Work to complete >> Starting with the line that contains "What's the underlying", reproduce each line through the end of the entries exactly as written.

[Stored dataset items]
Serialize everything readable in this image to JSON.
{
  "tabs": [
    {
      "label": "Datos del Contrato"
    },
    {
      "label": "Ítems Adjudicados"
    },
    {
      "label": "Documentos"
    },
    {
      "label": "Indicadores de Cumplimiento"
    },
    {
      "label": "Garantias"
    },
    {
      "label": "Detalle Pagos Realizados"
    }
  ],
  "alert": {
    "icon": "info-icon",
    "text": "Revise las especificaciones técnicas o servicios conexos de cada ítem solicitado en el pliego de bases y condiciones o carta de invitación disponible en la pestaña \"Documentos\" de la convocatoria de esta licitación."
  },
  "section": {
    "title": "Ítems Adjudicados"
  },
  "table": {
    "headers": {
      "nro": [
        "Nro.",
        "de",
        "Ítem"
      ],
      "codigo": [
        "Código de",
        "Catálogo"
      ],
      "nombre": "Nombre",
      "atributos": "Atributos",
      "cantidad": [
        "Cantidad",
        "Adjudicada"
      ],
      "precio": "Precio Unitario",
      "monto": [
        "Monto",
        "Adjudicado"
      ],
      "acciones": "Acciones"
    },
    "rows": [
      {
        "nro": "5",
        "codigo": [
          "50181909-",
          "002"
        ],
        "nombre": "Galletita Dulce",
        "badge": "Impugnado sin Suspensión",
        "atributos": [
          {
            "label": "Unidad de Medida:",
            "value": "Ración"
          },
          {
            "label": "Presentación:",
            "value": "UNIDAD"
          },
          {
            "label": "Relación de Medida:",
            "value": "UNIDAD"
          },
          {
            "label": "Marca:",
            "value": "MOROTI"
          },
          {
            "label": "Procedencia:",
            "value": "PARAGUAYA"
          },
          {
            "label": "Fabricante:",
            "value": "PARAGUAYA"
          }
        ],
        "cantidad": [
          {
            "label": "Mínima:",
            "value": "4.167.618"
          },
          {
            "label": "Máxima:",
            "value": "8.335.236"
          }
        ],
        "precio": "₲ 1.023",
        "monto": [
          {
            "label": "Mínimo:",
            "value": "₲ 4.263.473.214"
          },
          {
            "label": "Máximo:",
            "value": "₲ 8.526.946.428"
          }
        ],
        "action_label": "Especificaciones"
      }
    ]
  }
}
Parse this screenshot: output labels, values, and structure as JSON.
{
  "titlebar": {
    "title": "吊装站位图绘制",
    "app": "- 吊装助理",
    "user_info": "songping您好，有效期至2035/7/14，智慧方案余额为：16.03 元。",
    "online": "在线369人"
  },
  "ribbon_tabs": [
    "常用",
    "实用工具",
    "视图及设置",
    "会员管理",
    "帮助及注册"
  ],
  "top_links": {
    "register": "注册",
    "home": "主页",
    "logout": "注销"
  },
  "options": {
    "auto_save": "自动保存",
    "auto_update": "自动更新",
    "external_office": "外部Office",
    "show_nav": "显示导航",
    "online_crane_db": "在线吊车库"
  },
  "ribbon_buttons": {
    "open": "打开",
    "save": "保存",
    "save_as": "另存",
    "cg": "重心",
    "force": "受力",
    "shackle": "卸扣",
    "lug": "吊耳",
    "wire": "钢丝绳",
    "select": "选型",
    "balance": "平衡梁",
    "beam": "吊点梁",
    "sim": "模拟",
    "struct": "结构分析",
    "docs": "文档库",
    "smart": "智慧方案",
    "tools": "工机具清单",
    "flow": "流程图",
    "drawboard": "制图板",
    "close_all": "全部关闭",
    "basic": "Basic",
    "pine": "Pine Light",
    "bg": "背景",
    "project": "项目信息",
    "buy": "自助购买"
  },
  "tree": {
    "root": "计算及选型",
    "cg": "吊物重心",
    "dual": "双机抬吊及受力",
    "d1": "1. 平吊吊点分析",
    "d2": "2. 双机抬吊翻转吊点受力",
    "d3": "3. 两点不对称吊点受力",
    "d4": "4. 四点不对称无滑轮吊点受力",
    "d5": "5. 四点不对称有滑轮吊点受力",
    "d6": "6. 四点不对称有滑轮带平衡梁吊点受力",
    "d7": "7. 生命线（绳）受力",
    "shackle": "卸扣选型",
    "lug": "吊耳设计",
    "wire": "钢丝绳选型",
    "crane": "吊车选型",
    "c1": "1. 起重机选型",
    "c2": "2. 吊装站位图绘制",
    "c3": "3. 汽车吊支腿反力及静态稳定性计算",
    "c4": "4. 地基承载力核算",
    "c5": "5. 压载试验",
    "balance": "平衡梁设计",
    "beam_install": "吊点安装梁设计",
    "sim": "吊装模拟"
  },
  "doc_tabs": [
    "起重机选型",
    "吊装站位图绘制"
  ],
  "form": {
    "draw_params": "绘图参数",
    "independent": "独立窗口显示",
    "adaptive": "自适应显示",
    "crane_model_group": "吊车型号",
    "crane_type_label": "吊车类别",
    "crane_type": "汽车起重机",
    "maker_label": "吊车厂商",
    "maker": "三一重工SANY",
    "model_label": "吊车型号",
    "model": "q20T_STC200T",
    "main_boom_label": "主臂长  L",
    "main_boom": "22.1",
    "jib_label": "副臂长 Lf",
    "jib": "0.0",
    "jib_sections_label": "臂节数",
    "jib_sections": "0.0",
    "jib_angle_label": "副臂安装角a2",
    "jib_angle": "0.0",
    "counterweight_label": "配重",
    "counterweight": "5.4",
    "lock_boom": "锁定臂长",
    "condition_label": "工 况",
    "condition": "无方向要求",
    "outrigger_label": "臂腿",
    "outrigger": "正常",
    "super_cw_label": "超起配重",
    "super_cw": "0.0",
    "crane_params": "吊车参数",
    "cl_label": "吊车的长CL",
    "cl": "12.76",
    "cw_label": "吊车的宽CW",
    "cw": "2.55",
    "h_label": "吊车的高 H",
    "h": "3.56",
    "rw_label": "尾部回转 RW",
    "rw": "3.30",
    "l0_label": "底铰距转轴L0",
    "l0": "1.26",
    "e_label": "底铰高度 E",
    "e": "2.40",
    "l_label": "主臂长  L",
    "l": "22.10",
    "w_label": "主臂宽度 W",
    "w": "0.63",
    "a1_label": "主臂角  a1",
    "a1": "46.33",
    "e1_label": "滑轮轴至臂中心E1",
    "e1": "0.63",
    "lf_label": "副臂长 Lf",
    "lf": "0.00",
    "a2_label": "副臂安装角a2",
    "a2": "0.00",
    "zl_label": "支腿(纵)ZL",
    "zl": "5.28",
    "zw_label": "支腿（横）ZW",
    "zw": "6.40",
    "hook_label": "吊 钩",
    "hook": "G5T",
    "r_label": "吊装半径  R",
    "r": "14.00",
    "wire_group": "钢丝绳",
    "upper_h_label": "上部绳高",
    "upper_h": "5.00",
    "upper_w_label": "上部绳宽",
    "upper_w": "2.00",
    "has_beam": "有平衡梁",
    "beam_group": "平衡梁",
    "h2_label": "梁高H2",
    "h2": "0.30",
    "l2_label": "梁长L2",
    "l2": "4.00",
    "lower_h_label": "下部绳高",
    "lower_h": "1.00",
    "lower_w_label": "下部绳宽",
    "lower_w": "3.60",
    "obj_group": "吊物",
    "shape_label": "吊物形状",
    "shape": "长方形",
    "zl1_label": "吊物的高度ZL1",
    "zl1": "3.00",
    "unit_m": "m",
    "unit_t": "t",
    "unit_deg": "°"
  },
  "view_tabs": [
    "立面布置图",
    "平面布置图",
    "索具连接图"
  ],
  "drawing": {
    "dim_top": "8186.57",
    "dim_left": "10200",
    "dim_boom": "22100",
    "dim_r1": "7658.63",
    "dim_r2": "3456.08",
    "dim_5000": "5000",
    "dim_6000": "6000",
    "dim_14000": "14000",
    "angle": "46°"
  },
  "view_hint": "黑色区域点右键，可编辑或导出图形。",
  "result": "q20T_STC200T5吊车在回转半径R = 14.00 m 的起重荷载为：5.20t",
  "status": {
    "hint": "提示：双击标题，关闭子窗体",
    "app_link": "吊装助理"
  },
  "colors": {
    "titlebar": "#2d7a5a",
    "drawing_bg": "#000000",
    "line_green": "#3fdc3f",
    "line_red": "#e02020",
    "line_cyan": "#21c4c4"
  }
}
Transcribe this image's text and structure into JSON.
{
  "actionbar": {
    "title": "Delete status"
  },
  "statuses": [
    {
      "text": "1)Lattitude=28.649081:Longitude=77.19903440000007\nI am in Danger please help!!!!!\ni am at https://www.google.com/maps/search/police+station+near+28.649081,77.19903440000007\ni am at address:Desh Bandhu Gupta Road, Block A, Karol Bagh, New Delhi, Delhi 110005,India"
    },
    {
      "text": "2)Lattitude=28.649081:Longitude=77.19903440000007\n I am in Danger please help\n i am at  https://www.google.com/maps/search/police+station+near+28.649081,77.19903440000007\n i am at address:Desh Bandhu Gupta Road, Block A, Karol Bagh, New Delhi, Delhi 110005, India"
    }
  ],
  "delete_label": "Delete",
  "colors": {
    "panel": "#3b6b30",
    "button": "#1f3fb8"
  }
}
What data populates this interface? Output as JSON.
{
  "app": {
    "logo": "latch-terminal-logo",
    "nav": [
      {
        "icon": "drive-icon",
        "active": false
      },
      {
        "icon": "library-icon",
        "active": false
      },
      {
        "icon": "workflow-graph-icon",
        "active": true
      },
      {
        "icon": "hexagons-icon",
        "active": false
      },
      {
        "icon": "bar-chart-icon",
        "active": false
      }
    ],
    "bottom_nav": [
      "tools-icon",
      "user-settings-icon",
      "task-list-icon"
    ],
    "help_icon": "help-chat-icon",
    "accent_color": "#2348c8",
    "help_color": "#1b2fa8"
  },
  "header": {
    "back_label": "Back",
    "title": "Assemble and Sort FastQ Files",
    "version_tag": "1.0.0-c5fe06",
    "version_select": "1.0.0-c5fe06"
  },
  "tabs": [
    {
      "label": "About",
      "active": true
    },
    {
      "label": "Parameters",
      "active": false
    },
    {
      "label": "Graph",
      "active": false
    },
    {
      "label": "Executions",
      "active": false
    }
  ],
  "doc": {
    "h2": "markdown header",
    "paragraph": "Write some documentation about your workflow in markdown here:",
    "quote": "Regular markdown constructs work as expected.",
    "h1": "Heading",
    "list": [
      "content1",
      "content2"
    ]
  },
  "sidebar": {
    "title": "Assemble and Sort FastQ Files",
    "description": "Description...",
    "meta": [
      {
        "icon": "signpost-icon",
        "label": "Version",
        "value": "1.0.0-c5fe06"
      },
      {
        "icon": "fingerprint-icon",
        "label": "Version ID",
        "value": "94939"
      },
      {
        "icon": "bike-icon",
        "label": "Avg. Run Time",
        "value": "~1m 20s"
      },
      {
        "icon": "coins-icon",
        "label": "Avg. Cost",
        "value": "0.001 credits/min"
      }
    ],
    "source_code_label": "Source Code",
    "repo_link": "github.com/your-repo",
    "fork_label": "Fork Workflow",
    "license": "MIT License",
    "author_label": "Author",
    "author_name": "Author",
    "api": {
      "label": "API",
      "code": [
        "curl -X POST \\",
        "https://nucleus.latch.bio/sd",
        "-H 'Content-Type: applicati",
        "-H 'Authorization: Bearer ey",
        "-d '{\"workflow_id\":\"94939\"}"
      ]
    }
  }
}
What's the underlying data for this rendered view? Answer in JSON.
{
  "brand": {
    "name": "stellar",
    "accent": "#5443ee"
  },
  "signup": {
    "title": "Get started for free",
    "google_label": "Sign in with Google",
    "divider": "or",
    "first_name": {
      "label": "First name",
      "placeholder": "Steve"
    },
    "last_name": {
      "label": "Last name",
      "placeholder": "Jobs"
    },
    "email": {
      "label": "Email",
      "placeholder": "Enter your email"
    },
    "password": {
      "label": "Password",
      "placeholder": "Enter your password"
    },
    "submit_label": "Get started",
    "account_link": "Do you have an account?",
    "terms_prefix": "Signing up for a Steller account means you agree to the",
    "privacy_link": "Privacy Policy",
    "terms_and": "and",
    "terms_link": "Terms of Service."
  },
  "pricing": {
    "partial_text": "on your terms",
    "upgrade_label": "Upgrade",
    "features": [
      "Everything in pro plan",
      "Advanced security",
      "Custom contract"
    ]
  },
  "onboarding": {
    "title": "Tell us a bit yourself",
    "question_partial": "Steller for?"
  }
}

Output >>
What's the underlying data for this rendered view? Answer in JSON.
{
  "brand": {
    "name": "stellar",
    "accent": "#5443ee"
  },
  "signup": {
    "title": "Get started for free",
    "google_label": "Sign in with Google",
    "divider": "or",
    "first_name": {
      "label": "First name",
      "placeholder": "Steve"
    },
    "last_name": {
      "label": "Last name",
      "placeholder": "Jobs"
    },
    "email": {
      "label": "Email",
      "placeholder": "Enter your email"
    },
    "password": {
      "label": "Password",
      "placeholder": "Enter your password"
    },
    "submit_label": "Get started",
    "account_link": "Do you have an account?",
    "terms_prefix": "Signing up for a Steller account means you agree to the",
    "privacy_link": "Privacy Policy",
    "terms_and": "and",
    "terms_link": "Terms of Service."
  },
  "pricing": {
    "partial_text": "on your terms",
    "upgrade_label": "Upgrade",
    "features": [
      "Everything in pro plan",
      "Advanced security",
      "Custom contract"
    ]
  },
  "onboarding": {
    "title": "Tell us a bit yourself",
    "question_partial": "Steller for?"
  }
}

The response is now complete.